*RECORDS FOR THIS EXERCISE*.

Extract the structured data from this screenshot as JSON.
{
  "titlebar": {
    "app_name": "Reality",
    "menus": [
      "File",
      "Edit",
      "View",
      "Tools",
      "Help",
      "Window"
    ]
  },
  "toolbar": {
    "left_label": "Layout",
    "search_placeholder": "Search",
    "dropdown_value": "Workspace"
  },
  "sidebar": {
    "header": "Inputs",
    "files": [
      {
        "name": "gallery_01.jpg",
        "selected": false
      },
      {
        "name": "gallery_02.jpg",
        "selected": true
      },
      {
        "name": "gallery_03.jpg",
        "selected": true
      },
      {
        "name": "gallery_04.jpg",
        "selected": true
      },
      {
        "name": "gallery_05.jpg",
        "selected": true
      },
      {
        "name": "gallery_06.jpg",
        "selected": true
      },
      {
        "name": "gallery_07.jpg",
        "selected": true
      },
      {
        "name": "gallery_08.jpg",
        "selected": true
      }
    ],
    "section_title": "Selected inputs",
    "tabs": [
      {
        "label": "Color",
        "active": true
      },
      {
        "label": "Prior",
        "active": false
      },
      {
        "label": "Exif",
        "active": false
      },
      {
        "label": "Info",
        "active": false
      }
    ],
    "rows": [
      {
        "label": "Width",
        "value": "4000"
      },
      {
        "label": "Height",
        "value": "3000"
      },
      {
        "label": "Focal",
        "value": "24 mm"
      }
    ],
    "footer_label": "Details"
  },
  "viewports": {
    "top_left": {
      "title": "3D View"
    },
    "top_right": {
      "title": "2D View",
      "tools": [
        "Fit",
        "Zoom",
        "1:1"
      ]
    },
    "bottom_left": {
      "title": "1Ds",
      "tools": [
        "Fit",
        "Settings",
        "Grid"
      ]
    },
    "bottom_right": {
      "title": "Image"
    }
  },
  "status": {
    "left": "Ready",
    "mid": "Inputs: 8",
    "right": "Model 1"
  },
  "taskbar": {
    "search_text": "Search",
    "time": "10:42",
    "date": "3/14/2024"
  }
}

*SHORT EXERCISE*.
The records above are to be repeated exactly, in their entirety.

*WORKED SOLUTION*.
Extract the structured data from this screenshot as JSON.
{
  "titlebar": {
    "app_name": "Reality",
    "menus": [
      "File",
      "Edit",
      "View",
      "Tools",
      "Help",
      "Window"
    ]
  },
  "toolbar": {
    "left_label": "Layout",
    "search_placeholder": "Search",
    "dropdown_value": "Workspace"
  },
  "sidebar": {
    "header": "Inputs",
    "files": [
      {
        "name": "gallery_01.jpg",
        "selected": false
      },
      {
        "name": "gallery_02.jpg",
        "selected": true
      },
      {
        "name": "gallery_03.jpg",
        "selected": true
      },
      {
        "name": "gallery_04.jpg",
        "selected": true
      },
      {
        "name": "gallery_05.jpg",
        "selected": true
      },
      {
        "name": "gallery_06.jpg",
        "selected": true
      },
      {
        "name": "gallery_07.jpg",
        "selected": true
      },
      {
        "name": "gallery_08.jpg",
        "selected": true
      }
    ],
    "section_title": "Selected inputs",
    "tabs": [
      {
        "label": "Color",
        "active": true
      },
      {
        "label": "Prior",
        "active": false
      },
      {
        "label": "Exif",
        "active": false
      },
      {
        "label": "Info",
        "active": false
      }
    ],
    "rows": [
      {
        "label": "Width",
        "value": "4000"
      },
      {
        "label": "Height",
        "value": "3000"
      },
      {
        "label": "Focal",
        "value": "24 mm"
      }
    ],
    "footer_label": "Details"
  },
  "viewports": {
    "top_left": {
      "title": "3D View"
    },
    "top_right": {
      "title": "2D View",
      "tools": [
        "Fit",
        "Zoom",
        "1:1"
      ]
    },
    "bottom_left": {
      "title": "1Ds",
      "tools": [
        "Fit",
        "Settings",
        "Grid"
      ]
    },
    "bottom_right": {
      "title": "Image"
    }
  },
  "status": {
    "left": "Ready",
    "mid": "Inputs: 8",
    "right": "Model 1"
  },
  "taskbar": {
    "search_text": "Search",
    "time": "10:42",
    "date": "3/14/2024"
  }
}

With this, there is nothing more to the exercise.